◆ **ACTIVITY**
Please reproduce the data exactly and omit the pictures.

Entries from a visual dataset
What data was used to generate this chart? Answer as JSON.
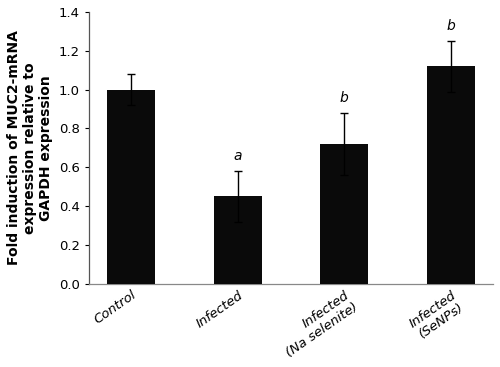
{
  "categories": [
    "Control",
    "Infected",
    "Infected\n(Na selenite)",
    "Infected\n(SeNPs)"
  ],
  "values": [
    1.0,
    0.45,
    0.72,
    1.12
  ],
  "errors": [
    0.08,
    0.13,
    0.16,
    0.13
  ],
  "bar_color": "#0a0a0a",
  "bar_width": 0.45,
  "annotations": [
    "",
    "a",
    "b",
    "b"
  ],
  "ylabel": "Fold induction of MUC2-mRNA\nexpression relative to\nGAPDH expression",
  "ylim": [
    0.0,
    1.4
  ],
  "yticks": [
    0.0,
    0.2,
    0.4,
    0.6,
    0.8,
    1.0,
    1.2,
    1.4
  ],
  "background_color": "#ffffff",
  "ylabel_fontsize": 10,
  "tick_fontsize": 9.5,
  "annotation_fontsize": 10,
  "capsize": 3,
  "elinewidth": 1.0,
  "ecapthick": 1.0,
  "xtick_rotation": 35,
  "fig_width": 5.0,
  "fig_height": 3.67
}
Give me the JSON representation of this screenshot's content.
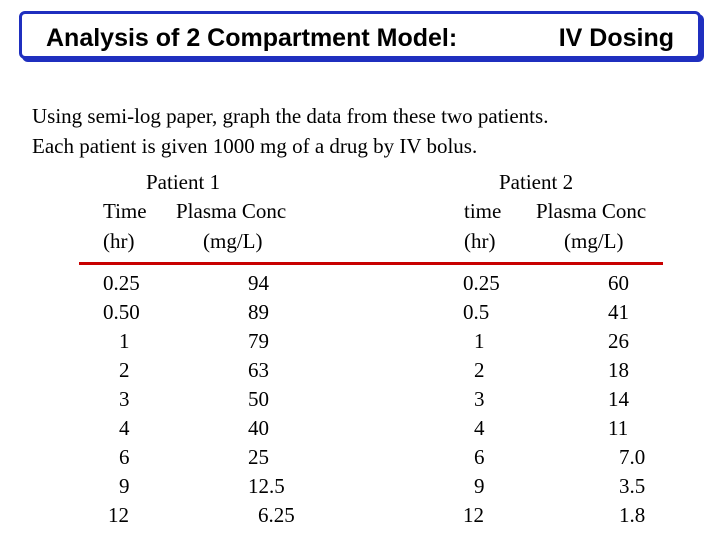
{
  "title": {
    "left": "Analysis of 2 Compartment Model:",
    "right": "IV Dosing"
  },
  "intro": [
    "Using semi-log paper, graph the data from these two patients.",
    "Each patient is given 1000 mg of a drug by IV bolus."
  ],
  "patient1": {
    "name": "Patient 1",
    "col_time": "Time",
    "col_conc": "Plasma Conc",
    "unit_time": "(hr)",
    "unit_conc": "(mg/L)",
    "time": [
      "0.25",
      "0.50",
      "1",
      "2",
      "3",
      "4",
      "6",
      "9",
      "12"
    ],
    "conc": [
      "94",
      "89",
      "79",
      "63",
      "50",
      "40",
      "25",
      "12.5",
      "6.25"
    ]
  },
  "patient2": {
    "name": "Patient 2",
    "col_time": "time",
    "col_conc": "Plasma Conc",
    "unit_time": "(hr)",
    "unit_conc": "(mg/L)",
    "time": [
      "0.25",
      "0.5",
      "1",
      "2",
      "3",
      "4",
      "6",
      "9",
      "12"
    ],
    "conc": [
      "60",
      "41",
      "26",
      "18",
      "14",
      "11",
      "7.0",
      "3.5",
      "1.8"
    ]
  }
}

◆ **COMPLETED TASK**
What data was used to generate this chart? Answer as JSON.
{
  "categories": [
    "Control",
    "Infected",
    "Infected\n(Na selenite)",
    "Infected\n(SeNPs)"
  ],
  "values": [
    1.0,
    0.45,
    0.72,
    1.12
  ],
  "errors": [
    0.08,
    0.13,
    0.16,
    0.13
  ],
  "bar_color": "#0a0a0a",
  "bar_width": 0.45,
  "annotations": [
    "",
    "a",
    "b",
    "b"
  ],
  "ylabel": "Fold induction of MUC2-mRNA\nexpression relative to\nGAPDH expression",
  "ylim": [
    0.0,
    1.4
  ],
  "yticks": [
    0.0,
    0.2,
    0.4,
    0.6,
    0.8,
    1.0,
    1.2,
    1.4
  ],
  "background_color": "#ffffff",
  "ylabel_fontsize": 10,
  "tick_fontsize": 9.5,
  "annotation_fontsize": 10,
  "capsize": 3,
  "elinewidth": 1.0,
  "ecapthick": 1.0,
  "xtick_rotation": 35,
  "fig_width": 5.0,
  "fig_height": 3.67
}
Give me the JSON representation of this screenshot's content.
{
  "title": {
    "left": "Analysis of 2 Compartment Model:",
    "right": "IV Dosing"
  },
  "intro": [
    "Using semi-log paper, graph the data from these two patients.",
    "Each patient is given 1000 mg of a drug by IV bolus."
  ],
  "patient1": {
    "name": "Patient 1",
    "col_time": "Time",
    "col_conc": "Plasma Conc",
    "unit_time": "(hr)",
    "unit_conc": "(mg/L)",
    "time": [
      "0.25",
      "0.50",
      "1",
      "2",
      "3",
      "4",
      "6",
      "9",
      "12"
    ],
    "conc": [
      "94",
      "89",
      "79",
      "63",
      "50",
      "40",
      "25",
      "12.5",
      "6.25"
    ]
  },
  "patient2": {
    "name": "Patient 2",
    "col_time": "time",
    "col_conc": "Plasma Conc",
    "unit_time": "(hr)",
    "unit_conc": "(mg/L)",
    "time": [
      "0.25",
      "0.5",
      "1",
      "2",
      "3",
      "4",
      "6",
      "9",
      "12"
    ],
    "conc": [
      "60",
      "41",
      "26",
      "18",
      "14",
      "11",
      "7.0",
      "3.5",
      "1.8"
    ]
  }
}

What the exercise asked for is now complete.